- _Exercise description_
In the data that follows, count the lines in which the word "执业证书" occurs, and report that figure alone.

- _Working data_
__________
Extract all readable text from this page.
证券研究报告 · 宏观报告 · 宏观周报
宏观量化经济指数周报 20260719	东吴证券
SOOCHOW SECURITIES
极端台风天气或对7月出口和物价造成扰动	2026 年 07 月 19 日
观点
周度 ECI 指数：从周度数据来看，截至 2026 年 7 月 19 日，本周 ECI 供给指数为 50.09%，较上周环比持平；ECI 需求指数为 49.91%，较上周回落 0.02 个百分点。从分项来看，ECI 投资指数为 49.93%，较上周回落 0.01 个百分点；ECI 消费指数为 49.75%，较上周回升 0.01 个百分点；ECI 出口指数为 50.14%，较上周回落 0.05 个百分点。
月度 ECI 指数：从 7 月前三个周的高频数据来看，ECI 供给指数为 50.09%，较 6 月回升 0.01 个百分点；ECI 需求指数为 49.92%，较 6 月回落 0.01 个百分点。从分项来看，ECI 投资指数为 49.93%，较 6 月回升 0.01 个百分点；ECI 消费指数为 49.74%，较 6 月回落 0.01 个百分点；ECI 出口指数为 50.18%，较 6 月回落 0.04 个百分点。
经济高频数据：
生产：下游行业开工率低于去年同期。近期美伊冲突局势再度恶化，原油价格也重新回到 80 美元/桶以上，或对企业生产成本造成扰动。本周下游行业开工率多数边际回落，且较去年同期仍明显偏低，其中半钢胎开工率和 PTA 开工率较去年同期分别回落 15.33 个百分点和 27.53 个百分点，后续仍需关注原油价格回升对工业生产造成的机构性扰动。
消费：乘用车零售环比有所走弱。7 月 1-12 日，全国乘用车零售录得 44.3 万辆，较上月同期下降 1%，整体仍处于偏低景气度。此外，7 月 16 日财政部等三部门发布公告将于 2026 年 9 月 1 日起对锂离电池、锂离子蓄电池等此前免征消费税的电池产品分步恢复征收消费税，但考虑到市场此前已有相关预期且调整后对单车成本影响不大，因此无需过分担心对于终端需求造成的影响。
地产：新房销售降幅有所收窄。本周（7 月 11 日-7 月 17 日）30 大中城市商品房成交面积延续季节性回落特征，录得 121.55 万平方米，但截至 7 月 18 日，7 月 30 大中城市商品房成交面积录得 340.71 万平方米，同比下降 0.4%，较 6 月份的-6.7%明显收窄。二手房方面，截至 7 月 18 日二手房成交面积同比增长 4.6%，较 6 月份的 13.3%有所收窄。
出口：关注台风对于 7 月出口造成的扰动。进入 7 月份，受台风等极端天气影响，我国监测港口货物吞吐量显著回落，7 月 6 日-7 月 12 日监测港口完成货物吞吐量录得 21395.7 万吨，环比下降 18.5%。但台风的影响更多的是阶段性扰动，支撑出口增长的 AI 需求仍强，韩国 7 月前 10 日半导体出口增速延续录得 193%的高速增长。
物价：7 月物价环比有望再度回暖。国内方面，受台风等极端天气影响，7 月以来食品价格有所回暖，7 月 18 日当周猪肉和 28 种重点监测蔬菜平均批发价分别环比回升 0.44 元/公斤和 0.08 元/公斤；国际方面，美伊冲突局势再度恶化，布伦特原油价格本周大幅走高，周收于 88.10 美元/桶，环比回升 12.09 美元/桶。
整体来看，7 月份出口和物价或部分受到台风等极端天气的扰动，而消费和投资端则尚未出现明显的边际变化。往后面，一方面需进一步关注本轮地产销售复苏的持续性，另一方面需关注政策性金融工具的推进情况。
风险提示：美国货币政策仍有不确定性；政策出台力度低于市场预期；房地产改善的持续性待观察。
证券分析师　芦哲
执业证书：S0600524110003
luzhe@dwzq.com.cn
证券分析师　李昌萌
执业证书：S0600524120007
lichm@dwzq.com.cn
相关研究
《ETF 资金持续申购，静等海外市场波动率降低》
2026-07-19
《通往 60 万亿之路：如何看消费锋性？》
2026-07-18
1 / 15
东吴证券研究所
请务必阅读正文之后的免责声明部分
__________
- _Solution to the problem_
2